### To be done:
Below is a set of records; restate each one word for word.

Stored data entries:
*****

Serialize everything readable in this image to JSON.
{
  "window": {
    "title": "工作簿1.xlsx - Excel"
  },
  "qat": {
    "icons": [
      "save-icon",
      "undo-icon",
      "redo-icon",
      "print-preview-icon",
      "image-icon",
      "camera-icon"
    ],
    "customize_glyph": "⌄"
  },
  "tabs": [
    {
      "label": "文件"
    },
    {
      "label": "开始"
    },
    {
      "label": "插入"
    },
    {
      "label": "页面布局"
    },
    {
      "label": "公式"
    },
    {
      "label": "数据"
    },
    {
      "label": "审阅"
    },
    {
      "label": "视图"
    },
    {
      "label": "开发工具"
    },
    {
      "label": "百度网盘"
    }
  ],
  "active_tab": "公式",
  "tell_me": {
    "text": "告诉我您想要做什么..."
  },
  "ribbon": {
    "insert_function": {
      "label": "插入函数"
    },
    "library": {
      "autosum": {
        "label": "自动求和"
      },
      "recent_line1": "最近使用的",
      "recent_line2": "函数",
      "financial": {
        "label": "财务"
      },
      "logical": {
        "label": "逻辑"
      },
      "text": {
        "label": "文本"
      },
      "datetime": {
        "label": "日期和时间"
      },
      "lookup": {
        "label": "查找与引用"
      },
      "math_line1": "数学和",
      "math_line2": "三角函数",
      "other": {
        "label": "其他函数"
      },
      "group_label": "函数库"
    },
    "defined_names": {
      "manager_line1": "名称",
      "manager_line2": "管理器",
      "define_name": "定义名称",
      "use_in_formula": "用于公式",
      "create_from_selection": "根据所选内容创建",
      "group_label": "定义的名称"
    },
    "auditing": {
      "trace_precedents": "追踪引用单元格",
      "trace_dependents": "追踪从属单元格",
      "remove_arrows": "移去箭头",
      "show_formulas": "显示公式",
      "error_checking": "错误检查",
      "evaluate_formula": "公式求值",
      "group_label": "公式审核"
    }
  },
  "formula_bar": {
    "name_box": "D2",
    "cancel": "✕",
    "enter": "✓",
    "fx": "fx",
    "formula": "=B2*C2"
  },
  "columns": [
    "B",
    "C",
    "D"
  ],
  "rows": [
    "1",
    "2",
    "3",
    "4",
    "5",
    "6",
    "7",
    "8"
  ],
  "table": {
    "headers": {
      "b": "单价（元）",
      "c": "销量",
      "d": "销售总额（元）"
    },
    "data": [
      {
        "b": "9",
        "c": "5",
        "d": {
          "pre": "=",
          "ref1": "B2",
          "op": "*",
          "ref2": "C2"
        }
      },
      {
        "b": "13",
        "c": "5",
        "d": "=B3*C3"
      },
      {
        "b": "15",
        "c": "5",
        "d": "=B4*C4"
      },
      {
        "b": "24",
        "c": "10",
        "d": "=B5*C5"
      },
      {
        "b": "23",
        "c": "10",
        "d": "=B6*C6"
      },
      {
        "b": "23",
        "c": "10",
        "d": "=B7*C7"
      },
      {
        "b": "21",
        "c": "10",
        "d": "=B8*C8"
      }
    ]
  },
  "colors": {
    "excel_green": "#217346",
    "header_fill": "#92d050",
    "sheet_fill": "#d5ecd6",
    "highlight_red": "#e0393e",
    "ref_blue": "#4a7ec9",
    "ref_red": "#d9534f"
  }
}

*****

### Response to the exercise:
Serialize everything readable in this image to JSON.
{
  "window": {
    "title": "工作簿1.xlsx - Excel"
  },
  "qat": {
    "icons": [
      "save-icon",
      "undo-icon",
      "redo-icon",
      "print-preview-icon",
      "image-icon",
      "camera-icon"
    ],
    "customize_glyph": "⌄"
  },
  "tabs": [
    {
      "label": "文件"
    },
    {
      "label": "开始"
    },
    {
      "label": "插入"
    },
    {
      "label": "页面布局"
    },
    {
      "label": "公式"
    },
    {
      "label": "数据"
    },
    {
      "label": "审阅"
    },
    {
      "label": "视图"
    },
    {
      "label": "开发工具"
    },
    {
      "label": "百度网盘"
    }
  ],
  "active_tab": "公式",
  "tell_me": {
    "text": "告诉我您想要做什么..."
  },
  "ribbon": {
    "insert_function": {
      "label": "插入函数"
    },
    "library": {
      "autosum": {
        "label": "自动求和"
      },
      "recent_line1": "最近使用的",
      "recent_line2": "函数",
      "financial": {
        "label": "财务"
      },
      "logical": {
        "label": "逻辑"
      },
      "text": {
        "label": "文本"
      },
      "datetime": {
        "label": "日期和时间"
      },
      "lookup": {
        "label": "查找与引用"
      },
      "math_line1": "数学和",
      "math_line2": "三角函数",
      "other": {
        "label": "其他函数"
      },
      "group_label": "函数库"
    },
    "defined_names": {
      "manager_line1": "名称",
      "manager_line2": "管理器",
      "define_name": "定义名称",
      "use_in_formula": "用于公式",
      "create_from_selection": "根据所选内容创建",
      "group_label": "定义的名称"
    },
    "auditing": {
      "trace_precedents": "追踪引用单元格",
      "trace_dependents": "追踪从属单元格",
      "remove_arrows": "移去箭头",
      "show_formulas": "显示公式",
      "error_checking": "错误检查",
      "evaluate_formula": "公式求值",
      "group_label": "公式审核"
    }
  },
  "formula_bar": {
    "name_box": "D2",
    "cancel": "✕",
    "enter": "✓",
    "fx": "fx",
    "formula": "=B2*C2"
  },
  "columns": [
    "B",
    "C",
    "D"
  ],
  "rows": [
    "1",
    "2",
    "3",
    "4",
    "5",
    "6",
    "7",
    "8"
  ],
  "table": {
    "headers": {
      "b": "单价（元）",
      "c": "销量",
      "d": "销售总额（元）"
    },
    "data": [
      {
        "b": "9",
        "c": "5",
        "d": {
          "pre": "=",
          "ref1": "B2",
          "op": "*",
          "ref2": "C2"
        }
      },
      {
        "b": "13",
        "c": "5",
        "d": "=B3*C3"
      },
      {
        "b": "15",
        "c": "5",
        "d": "=B4*C4"
      },
      {
        "b": "24",
        "c": "10",
        "d": "=B5*C5"
      },
      {
        "b": "23",
        "c": "10",
        "d": "=B6*C6"
      },
      {
        "b": "23",
        "c": "10",
        "d": "=B7*C7"
      },
      {
        "b": "21",
        "c": "10",
        "d": "=B8*C8"
      }
    ]
  },
  "colors": {
    "excel_green": "#217346",
    "header_fill": "#92d050",
    "sheet_fill": "#d5ecd6",
    "highlight_red": "#e0393e",
    "ref_blue": "#4a7ec9",
    "ref_red": "#d9534f"
  }
}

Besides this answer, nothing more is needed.